[Raw records]
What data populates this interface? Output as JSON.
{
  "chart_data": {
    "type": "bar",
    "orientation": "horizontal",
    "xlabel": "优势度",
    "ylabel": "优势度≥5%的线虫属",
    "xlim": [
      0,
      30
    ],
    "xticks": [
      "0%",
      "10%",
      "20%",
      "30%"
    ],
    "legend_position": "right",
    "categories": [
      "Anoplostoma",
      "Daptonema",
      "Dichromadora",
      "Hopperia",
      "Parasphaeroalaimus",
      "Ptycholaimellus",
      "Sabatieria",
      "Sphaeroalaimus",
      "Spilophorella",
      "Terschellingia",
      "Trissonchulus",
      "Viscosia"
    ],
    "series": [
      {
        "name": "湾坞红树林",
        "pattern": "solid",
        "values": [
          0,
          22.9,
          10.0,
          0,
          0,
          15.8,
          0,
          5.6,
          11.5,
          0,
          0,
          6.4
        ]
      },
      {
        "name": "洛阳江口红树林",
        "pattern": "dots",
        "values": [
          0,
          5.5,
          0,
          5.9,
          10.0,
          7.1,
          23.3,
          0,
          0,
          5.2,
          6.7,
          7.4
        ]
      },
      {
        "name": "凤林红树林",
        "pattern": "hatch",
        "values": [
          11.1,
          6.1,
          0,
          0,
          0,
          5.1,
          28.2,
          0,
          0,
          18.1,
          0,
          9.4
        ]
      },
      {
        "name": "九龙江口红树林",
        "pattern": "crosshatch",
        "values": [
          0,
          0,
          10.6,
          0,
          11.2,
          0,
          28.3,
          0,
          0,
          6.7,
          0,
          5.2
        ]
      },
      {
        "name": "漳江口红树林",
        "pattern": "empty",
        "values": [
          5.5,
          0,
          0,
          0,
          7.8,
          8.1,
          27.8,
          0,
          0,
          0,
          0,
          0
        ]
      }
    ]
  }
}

(Direction) Search the listing above for the string "pattern". Copy every line that contains it.

(Full answer)
        "pattern": "solid",
        "pattern": "dots",
        "pattern": "hatch",
        "pattern": "crosshatch",
        "pattern": "empty",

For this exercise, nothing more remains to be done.